◆ THE REQUEST ◆
In the data that follows, count every line holding the string "realizácie" and give the count alone.

[Data entries]
-- start --
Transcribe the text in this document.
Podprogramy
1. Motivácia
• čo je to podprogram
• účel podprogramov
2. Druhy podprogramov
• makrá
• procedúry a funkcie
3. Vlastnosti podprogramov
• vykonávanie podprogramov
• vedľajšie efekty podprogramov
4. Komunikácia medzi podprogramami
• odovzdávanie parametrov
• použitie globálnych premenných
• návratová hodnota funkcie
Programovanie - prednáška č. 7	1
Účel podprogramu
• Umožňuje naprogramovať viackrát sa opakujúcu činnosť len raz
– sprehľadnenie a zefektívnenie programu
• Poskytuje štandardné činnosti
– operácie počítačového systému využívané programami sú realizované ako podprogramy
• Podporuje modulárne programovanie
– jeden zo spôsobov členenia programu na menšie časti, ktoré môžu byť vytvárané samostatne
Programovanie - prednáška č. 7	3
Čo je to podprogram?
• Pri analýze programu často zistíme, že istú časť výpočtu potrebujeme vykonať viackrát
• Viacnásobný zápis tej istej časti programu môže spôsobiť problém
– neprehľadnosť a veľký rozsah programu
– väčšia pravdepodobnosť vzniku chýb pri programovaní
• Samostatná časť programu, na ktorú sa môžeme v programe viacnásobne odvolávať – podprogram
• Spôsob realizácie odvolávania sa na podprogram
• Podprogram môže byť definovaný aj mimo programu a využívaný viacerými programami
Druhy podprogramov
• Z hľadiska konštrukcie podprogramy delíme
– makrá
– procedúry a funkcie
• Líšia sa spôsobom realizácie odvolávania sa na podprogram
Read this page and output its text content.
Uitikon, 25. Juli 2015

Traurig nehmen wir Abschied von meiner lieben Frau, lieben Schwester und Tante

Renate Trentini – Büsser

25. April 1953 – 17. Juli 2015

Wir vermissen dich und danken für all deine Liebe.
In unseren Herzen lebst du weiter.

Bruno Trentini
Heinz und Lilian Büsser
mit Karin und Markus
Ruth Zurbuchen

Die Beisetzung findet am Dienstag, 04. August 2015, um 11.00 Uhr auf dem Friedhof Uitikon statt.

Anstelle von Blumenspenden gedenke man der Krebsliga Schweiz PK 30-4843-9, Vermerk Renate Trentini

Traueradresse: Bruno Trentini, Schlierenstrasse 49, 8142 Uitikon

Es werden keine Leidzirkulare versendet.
-- end --
◆ CORRECT OUTPUT ◆
2